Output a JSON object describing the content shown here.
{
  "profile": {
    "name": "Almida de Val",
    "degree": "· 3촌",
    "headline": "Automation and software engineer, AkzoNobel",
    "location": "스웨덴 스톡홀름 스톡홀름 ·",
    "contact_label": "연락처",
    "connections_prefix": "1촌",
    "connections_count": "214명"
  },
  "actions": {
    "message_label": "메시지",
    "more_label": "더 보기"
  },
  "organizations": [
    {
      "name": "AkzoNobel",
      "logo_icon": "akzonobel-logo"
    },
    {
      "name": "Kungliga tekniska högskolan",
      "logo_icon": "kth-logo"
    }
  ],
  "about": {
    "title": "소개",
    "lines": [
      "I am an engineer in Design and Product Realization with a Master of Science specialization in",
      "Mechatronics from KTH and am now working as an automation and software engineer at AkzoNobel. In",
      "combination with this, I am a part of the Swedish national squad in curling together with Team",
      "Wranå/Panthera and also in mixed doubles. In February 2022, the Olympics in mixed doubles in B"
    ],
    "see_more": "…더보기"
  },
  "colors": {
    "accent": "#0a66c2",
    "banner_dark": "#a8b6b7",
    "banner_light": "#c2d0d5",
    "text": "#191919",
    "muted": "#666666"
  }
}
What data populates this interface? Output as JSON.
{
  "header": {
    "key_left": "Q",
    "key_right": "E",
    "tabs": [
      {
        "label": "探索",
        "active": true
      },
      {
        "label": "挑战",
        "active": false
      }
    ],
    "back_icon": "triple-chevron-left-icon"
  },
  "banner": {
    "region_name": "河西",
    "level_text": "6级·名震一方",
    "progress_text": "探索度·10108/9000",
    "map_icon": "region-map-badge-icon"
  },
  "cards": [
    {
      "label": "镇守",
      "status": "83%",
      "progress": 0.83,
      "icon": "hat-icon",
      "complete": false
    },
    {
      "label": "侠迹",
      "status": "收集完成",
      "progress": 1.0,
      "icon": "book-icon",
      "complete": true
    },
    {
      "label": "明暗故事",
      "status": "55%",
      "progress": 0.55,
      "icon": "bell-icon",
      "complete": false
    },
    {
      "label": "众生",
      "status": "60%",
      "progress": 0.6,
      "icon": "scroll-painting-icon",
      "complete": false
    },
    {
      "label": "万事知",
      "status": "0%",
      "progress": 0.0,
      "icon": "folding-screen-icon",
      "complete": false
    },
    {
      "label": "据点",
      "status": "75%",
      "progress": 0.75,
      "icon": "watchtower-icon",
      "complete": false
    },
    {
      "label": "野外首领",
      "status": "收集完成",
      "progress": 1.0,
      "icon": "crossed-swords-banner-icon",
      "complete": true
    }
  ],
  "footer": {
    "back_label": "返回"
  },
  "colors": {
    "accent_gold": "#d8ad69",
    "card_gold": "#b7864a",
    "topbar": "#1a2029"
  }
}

§ **WHAT YOU ARE ASKED TO DO**: Take the lines above and retype all of them exactly.

§ **FULL SOLUTION**:
Output a JSON object describing the content shown here.
{
  "profile": {
    "name": "Almida de Val",
    "degree": "· 3촌",
    "headline": "Automation and software engineer, AkzoNobel",
    "location": "스웨덴 스톡홀름 스톡홀름 ·",
    "contact_label": "연락처",
    "connections_prefix": "1촌",
    "connections_count": "214명"
  },
  "actions": {
    "message_label": "메시지",
    "more_label": "더 보기"
  },
  "organizations": [
    {
      "name": "AkzoNobel",
      "logo_icon": "akzonobel-logo"
    },
    {
      "name": "Kungliga tekniska högskolan",
      "logo_icon": "kth-logo"
    }
  ],
  "about": {
    "title": "소개",
    "lines": [
      "I am an engineer in Design and Product Realization with a Master of Science specialization in",
      "Mechatronics from KTH and am now working as an automation and software engineer at AkzoNobel. In",
      "combination with this, I am a part of the Swedish national squad in curling together with Team",
      "Wranå/Panthera and also in mixed doubles. In February 2022, the Olympics in mixed doubles in B"
    ],
    "see_more": "…더보기"
  },
  "colors": {
    "accent": "#0a66c2",
    "banner_dark": "#a8b6b7",
    "banner_light": "#c2d0d5",
    "text": "#191919",
    "muted": "#666666"
  }
}
What data populates this interface? Output as JSON.
{
  "header": {
    "key_left": "Q",
    "key_right": "E",
    "tabs": [
      {
        "label": "探索",
        "active": true
      },
      {
        "label": "挑战",
        "active": false
      }
    ],
    "back_icon": "triple-chevron-left-icon"
  },
  "banner": {
    "region_name": "河西",
    "level_text": "6级·名震一方",
    "progress_text": "探索度·10108/9000",
    "map_icon": "region-map-badge-icon"
  },
  "cards": [
    {
      "label": "镇守",
      "status": "83%",
      "progress": 0.83,
      "icon": "hat-icon",
      "complete": false
    },
    {
      "label": "侠迹",
      "status": "收集完成",
      "progress": 1.0,
      "icon": "book-icon",
      "complete": true
    },
    {
      "label": "明暗故事",
      "status": "55%",
      "progress": 0.55,
      "icon": "bell-icon",
      "complete": false
    },
    {
      "label": "众生",
      "status": "60%",
      "progress": 0.6,
      "icon": "scroll-painting-icon",
      "complete": false
    },
    {
      "label": "万事知",
      "status": "0%",
      "progress": 0.0,
      "icon": "folding-screen-icon",
      "complete": false
    },
    {
      "label": "据点",
      "status": "75%",
      "progress": 0.75,
      "icon": "watchtower-icon",
      "complete": false
    },
    {
      "label": "野外首领",
      "status": "收集完成",
      "progress": 1.0,
      "icon": "crossed-swords-banner-icon",
      "complete": true
    }
  ],
  "footer": {
    "back_label": "返回"
  },
  "colors": {
    "accent_gold": "#d8ad69",
    "card_gold": "#b7864a",
    "topbar": "#1a2029"
  }
}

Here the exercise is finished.